# [GOAL OF THE EXERCISE]
Go through the records underneath and write each one out again exactly.
╭─ PROVIDED MATERIAL
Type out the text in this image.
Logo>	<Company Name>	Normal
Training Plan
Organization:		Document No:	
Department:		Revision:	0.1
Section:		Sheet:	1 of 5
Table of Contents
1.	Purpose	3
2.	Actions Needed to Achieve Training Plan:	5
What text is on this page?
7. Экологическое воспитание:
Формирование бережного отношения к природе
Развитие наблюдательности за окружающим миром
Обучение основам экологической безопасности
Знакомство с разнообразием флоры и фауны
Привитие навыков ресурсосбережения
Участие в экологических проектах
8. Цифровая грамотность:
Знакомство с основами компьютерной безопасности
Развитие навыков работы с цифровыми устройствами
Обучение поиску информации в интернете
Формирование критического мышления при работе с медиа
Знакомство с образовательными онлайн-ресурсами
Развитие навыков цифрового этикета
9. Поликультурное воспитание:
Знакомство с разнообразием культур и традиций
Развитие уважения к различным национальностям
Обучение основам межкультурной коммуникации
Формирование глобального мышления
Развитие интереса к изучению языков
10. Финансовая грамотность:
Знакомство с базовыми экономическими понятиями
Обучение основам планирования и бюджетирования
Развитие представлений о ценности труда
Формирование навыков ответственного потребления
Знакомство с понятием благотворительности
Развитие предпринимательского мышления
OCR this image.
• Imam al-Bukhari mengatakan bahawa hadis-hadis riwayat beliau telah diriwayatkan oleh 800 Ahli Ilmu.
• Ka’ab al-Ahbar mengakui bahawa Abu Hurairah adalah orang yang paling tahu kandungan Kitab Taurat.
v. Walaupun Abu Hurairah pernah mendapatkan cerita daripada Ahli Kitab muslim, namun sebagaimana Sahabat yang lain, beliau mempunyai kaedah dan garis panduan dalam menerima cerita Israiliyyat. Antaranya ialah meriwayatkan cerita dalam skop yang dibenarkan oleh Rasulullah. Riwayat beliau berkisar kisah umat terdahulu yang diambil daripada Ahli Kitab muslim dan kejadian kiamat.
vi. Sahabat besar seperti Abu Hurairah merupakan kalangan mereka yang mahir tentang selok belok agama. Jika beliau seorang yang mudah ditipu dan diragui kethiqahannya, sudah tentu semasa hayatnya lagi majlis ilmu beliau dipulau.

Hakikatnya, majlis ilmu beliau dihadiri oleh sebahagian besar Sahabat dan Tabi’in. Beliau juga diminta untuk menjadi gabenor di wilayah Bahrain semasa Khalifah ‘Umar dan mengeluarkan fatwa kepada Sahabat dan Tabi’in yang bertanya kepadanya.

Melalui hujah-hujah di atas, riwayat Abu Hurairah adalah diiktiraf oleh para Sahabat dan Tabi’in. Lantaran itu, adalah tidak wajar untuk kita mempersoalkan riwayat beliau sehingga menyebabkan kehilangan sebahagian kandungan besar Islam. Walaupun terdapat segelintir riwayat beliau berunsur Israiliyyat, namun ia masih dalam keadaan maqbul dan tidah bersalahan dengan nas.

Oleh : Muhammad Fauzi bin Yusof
╰─
# [WORKED ANSWER]
Type out the text in this image.
Logo>	<Company Name>	Normal
Training Plan
Organization:		Document No:	
Department:		Revision:	0.1
Section:		Sheet:	1 of 5
Table of Contents
1.	Purpose	3
2.	Actions Needed to Achieve Training Plan:	5
What text is on this page?
7. Экологическое воспитание:
Формирование бережного отношения к природе
Развитие наблюдательности за окружающим миром
Обучение основам экологической безопасности
Знакомство с разнообразием флоры и фауны
Привитие навыков ресурсосбережения
Участие в экологических проектах
8. Цифровая грамотность:
Знакомство с основами компьютерной безопасности
Развитие навыков работы с цифровыми устройствами
Обучение поиску информации в интернете
Формирование критического мышления при работе с медиа
Знакомство с образовательными онлайн-ресурсами
Развитие навыков цифрового этикета
9. Поликультурное воспитание:
Знакомство с разнообразием культур и традиций
Развитие уважения к различным национальностям
Обучение основам межкультурной коммуникации
Формирование глобального мышления
Развитие интереса к изучению языков
10. Финансовая грамотность:
Знакомство с базовыми экономическими понятиями
Обучение основам планирования и бюджетирования
Развитие представлений о ценности труда
Формирование навыков ответственного потребления
Знакомство с понятием благотворительности
Развитие предпринимательского мышления
OCR this image.
• Imam al-Bukhari mengatakan bahawa hadis-hadis riwayat beliau telah diriwayatkan oleh 800 Ahli Ilmu.
• Ka’ab al-Ahbar mengakui bahawa Abu Hurairah adalah orang yang paling tahu kandungan Kitab Taurat.
v. Walaupun Abu Hurairah pernah mendapatkan cerita daripada Ahli Kitab muslim, namun sebagaimana Sahabat yang lain, beliau mempunyai kaedah dan garis panduan dalam menerima cerita Israiliyyat. Antaranya ialah meriwayatkan cerita dalam skop yang dibenarkan oleh Rasulullah. Riwayat beliau berkisar kisah umat terdahulu yang diambil daripada Ahli Kitab muslim dan kejadian kiamat.
vi. Sahabat besar seperti Abu Hurairah merupakan kalangan mereka yang mahir tentang selok belok agama. Jika beliau seorang yang mudah ditipu dan diragui kethiqahannya, sudah tentu semasa hayatnya lagi majlis ilmu beliau dipulau.

Hakikatnya, majlis ilmu beliau dihadiri oleh sebahagian besar Sahabat dan Tabi’in. Beliau juga diminta untuk menjadi gabenor di wilayah Bahrain semasa Khalifah ‘Umar dan mengeluarkan fatwa kepada Sahabat dan Tabi’in yang bertanya kepadanya.

Melalui hujah-hujah di atas, riwayat Abu Hurairah adalah diiktiraf oleh para Sahabat dan Tabi’in. Lantaran itu, adalah tidak wajar untuk kita mempersoalkan riwayat beliau sehingga menyebabkan kehilangan sebahagian kandungan besar Islam. Walaupun terdapat segelintir riwayat beliau berunsur Israiliyyat, namun ia masih dalam keadaan maqbul dan tidah bersalahan dengan nas.

Oleh : Muhammad Fauzi bin Yusof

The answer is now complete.